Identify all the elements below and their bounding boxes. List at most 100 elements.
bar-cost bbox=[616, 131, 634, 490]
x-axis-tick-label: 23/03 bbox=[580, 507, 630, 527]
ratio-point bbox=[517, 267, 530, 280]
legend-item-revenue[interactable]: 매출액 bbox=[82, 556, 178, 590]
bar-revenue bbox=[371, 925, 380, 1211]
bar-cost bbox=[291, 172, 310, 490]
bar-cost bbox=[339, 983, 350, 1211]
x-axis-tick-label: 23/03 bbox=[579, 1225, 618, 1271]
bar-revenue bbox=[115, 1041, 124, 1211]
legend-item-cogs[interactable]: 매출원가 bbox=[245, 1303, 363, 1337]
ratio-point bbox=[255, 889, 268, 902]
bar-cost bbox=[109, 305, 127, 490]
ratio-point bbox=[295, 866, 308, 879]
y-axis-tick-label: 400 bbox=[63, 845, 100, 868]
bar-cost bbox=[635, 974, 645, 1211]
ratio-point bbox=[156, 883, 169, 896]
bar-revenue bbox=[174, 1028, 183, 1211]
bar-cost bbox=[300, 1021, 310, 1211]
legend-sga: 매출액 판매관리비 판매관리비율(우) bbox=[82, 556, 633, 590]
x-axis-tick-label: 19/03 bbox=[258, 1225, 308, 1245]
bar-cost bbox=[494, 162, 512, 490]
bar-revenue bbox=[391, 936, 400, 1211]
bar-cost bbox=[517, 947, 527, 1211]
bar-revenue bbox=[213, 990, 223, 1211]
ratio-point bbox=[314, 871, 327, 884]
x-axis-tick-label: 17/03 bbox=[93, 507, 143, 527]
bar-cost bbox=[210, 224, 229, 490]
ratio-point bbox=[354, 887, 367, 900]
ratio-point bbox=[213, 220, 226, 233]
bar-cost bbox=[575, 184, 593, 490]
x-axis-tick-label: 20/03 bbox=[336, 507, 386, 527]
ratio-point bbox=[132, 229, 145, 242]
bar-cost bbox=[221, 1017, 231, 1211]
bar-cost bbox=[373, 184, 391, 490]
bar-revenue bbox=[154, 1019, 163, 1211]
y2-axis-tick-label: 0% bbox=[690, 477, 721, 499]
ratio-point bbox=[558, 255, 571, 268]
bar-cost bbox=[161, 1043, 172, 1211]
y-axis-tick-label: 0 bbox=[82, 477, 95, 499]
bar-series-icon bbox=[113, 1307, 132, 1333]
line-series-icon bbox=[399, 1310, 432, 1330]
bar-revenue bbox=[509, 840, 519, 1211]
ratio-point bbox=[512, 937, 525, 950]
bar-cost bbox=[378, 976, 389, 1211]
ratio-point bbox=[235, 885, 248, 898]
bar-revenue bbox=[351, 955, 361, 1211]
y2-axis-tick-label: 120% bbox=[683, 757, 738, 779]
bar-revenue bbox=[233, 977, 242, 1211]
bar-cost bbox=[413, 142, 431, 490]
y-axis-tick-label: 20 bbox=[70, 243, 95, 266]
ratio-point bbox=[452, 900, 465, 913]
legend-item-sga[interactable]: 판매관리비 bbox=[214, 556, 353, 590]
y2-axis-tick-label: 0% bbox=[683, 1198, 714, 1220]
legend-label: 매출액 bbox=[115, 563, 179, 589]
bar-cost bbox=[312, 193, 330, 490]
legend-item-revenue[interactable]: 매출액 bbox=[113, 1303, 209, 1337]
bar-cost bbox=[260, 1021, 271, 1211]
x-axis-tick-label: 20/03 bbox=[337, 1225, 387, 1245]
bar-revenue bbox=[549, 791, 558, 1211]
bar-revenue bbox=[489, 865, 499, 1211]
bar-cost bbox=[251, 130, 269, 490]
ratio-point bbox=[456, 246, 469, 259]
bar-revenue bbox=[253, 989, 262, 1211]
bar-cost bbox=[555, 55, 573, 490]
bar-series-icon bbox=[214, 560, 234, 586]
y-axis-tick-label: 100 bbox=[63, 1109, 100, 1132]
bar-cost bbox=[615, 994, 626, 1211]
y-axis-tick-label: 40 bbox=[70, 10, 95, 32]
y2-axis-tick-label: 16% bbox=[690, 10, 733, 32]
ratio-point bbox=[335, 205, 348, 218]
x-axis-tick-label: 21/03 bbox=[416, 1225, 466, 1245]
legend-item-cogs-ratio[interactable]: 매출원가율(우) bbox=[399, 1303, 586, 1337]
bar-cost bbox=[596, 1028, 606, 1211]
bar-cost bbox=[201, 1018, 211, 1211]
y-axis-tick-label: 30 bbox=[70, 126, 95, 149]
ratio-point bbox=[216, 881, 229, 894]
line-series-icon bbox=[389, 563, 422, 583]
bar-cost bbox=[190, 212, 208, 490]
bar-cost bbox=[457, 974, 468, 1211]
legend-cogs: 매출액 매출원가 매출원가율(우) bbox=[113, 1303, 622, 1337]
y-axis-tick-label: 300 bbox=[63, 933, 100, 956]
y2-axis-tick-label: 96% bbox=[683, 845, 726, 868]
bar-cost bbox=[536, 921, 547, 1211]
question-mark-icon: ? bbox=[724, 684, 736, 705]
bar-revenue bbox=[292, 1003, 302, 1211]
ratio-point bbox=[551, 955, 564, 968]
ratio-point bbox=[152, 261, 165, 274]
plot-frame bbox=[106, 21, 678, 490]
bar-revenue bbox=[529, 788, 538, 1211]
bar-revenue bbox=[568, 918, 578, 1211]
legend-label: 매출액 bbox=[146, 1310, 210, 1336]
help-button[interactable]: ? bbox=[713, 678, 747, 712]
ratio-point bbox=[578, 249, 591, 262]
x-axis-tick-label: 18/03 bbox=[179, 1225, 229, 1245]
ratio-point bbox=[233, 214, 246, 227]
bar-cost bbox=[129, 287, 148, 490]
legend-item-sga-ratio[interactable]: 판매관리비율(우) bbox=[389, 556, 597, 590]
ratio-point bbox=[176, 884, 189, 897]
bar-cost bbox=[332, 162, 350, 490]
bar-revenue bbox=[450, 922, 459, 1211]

WHAT NEEDS TO BE DONE:
Express every line of the records above as a JSON list of strings, one string per line, with blank lines omitted.

SOLUTION TO THE EXERCISE:
[
  "Identify all the elements below and their bounding boxes. List at most 100 elements.",
  "bar-cost bbox=[616, 131, 634, 490]",
  "x-axis-tick-label: 23/03 bbox=[580, 507, 630, 527]",
  "ratio-point bbox=[517, 267, 530, 280]",
  "legend-item-revenue[interactable]: 매출액 bbox=[82, 556, 178, 590]",
  "bar-revenue bbox=[371, 925, 380, 1211]",
  "bar-cost bbox=[291, 172, 310, 490]",
  "bar-cost bbox=[339, 983, 350, 1211]",
  "x-axis-tick-label: 23/03 bbox=[579, 1225, 618, 1271]",
  "bar-revenue bbox=[115, 1041, 124, 1211]",
  "legend-item-cogs[interactable]: 매출원가 bbox=[245, 1303, 363, 1337]",
  "ratio-point bbox=[255, 889, 268, 902]",
  "bar-cost bbox=[109, 305, 127, 490]",
  "ratio-point bbox=[295, 866, 308, 879]",
  "y-axis-tick-label: 400 bbox=[63, 845, 100, 868]",
  "bar-cost bbox=[635, 974, 645, 1211]",
  "ratio-point bbox=[156, 883, 169, 896]",
  "bar-revenue bbox=[174, 1028, 183, 1211]",
  "bar-cost bbox=[300, 1021, 310, 1211]",
  "legend-sga: 매출액 판매관리비 판매관리비율(우) bbox=[82, 556, 633, 590]",
  "x-axis-tick-label: 19/03 bbox=[258, 1225, 308, 1245]",
  "bar-cost bbox=[494, 162, 512, 490]",
  "bar-revenue bbox=[391, 936, 400, 1211]",
  "bar-cost bbox=[517, 947, 527, 1211]",
  "bar-revenue bbox=[213, 990, 223, 1211]",
  "ratio-point bbox=[314, 871, 327, 884]",
  "x-axis-tick-label: 17/03 bbox=[93, 507, 143, 527]",
  "bar-cost bbox=[210, 224, 229, 490]",
  "ratio-point bbox=[354, 887, 367, 900]",
  "ratio-point bbox=[213, 220, 226, 233]",
  "bar-cost bbox=[575, 184, 593, 490]",
  "x-axis-tick-label: 20/03 bbox=[336, 507, 386, 527]",
  "ratio-point bbox=[132, 229, 145, 242]",
  "bar-cost bbox=[221, 1017, 231, 1211]",
  "bar-cost bbox=[373, 184, 391, 490]",
  "bar-revenue bbox=[154, 1019, 163, 1211]",
  "y2-axis-tick-label: 0% bbox=[690, 477, 721, 499]",
  "ratio-point bbox=[558, 255, 571, 268]",
  "bar-cost bbox=[161, 1043, 172, 1211]",
  "y-axis-tick-label: 0 bbox=[82, 477, 95, 499]",
  "bar-series-icon bbox=[113, 1307, 132, 1333]",
  "line-series-icon bbox=[399, 1310, 432, 1330]",
  "bar-revenue bbox=[509, 840, 519, 1211]",
  "ratio-point bbox=[512, 937, 525, 950]",
  "bar-cost bbox=[378, 976, 389, 1211]",
  "ratio-point bbox=[235, 885, 248, 898]",
  "bar-revenue bbox=[351, 955, 361, 1211]",
  "y2-axis-tick-label: 120% bbox=[683, 757, 738, 779]",
  "bar-revenue bbox=[233, 977, 242, 1211]",
  "bar-cost bbox=[413, 142, 431, 490]",
  "y-axis-tick-label: 20 bbox=[70, 243, 95, 266]",
  "ratio-point bbox=[452, 900, 465, 913]",
  "legend-item-sga[interactable]: 판매관리비 bbox=[214, 556, 353, 590]",
  "y2-axis-tick-label: 0% bbox=[683, 1198, 714, 1220]",
  "legend-label: 매출액 bbox=[115, 563, 179, 589]",
  "bar-cost bbox=[312, 193, 330, 490]",
  "legend-item-revenue[interactable]: 매출액 bbox=[113, 1303, 209, 1337]",
  "bar-cost bbox=[260, 1021, 271, 1211]",
  "x-axis-tick-label: 20/03 bbox=[337, 1225, 387, 1245]",
  "bar-revenue bbox=[549, 791, 558, 1211]",
  "bar-revenue bbox=[489, 865, 499, 1211]",
  "bar-cost bbox=[251, 130, 269, 490]",
  "ratio-point bbox=[456, 246, 469, 259]",
  "bar-revenue bbox=[253, 989, 262, 1211]",
  "bar-cost bbox=[555, 55, 573, 490]",
  "bar-series-icon bbox=[214, 560, 234, 586]",
  "y-axis-tick-label: 100 bbox=[63, 1109, 100, 1132]",
  "bar-cost bbox=[615, 994, 626, 1211]",
  "y-axis-tick-label: 40 bbox=[70, 10, 95, 32]",
  "y2-axis-tick-label: 16% bbox=[690, 10, 733, 32]",
  "ratio-point bbox=[335, 205, 348, 218]",
  "x-axis-tick-label: 21/03 bbox=[416, 1225, 466, 1245]",
  "legend-item-cogs-ratio[interactable]: 매출원가율(우) bbox=[399, 1303, 586, 1337]",
  "bar-cost bbox=[596, 1028, 606, 1211]",
  "bar-cost bbox=[201, 1018, 211, 1211]",
  "y-axis-tick-label: 30 bbox=[70, 126, 95, 149]",
  "ratio-point bbox=[216, 881, 229, 894]",
  "line-series-icon bbox=[389, 563, 422, 583]",
  "bar-cost bbox=[190, 212, 208, 490]",
  "bar-cost bbox=[457, 974, 468, 1211]",
  "legend-cogs: 매출액 매출원가 매출원가율(우) bbox=[113, 1303, 622, 1337]",
  "y-axis-tick-label: 300 bbox=[63, 933, 100, 956]",
  "y2-axis-tick-label: 96% bbox=[683, 845, 726, 868]",
  "bar-cost bbox=[536, 921, 547, 1211]",
  "question-mark-icon: ? bbox=[724, 684, 736, 705]",
  "bar-revenue bbox=[292, 1003, 302, 1211]",
  "ratio-point bbox=[551, 955, 564, 968]",
  "ratio-point bbox=[152, 261, 165, 274]",
  "plot-frame bbox=[106, 21, 678, 490]",
  "bar-revenue bbox=[529, 788, 538, 1211]",
  "bar-revenue bbox=[568, 918, 578, 1211]",
  "legend-label: 매출액 bbox=[146, 1310, 210, 1336]",
  "help-button[interactable]: ? bbox=[713, 678, 747, 712]",
  "ratio-point bbox=[578, 249, 591, 262]",
  "x-axis-tick-label: 18/03 bbox=[179, 1225, 229, 1245]",
  "ratio-point bbox=[233, 214, 246, 227]",
  "bar-cost bbox=[129, 287, 148, 490]",
  "legend-item-sga-ratio[interactable]: 판매관리비율(우) bbox=[389, 556, 597, 590]",
  "ratio-point bbox=[176, 884, 189, 897]",
  "bar-cost bbox=[332, 162, 350, 490]",
  "bar-revenue bbox=[450, 922, 459, 1211]"
]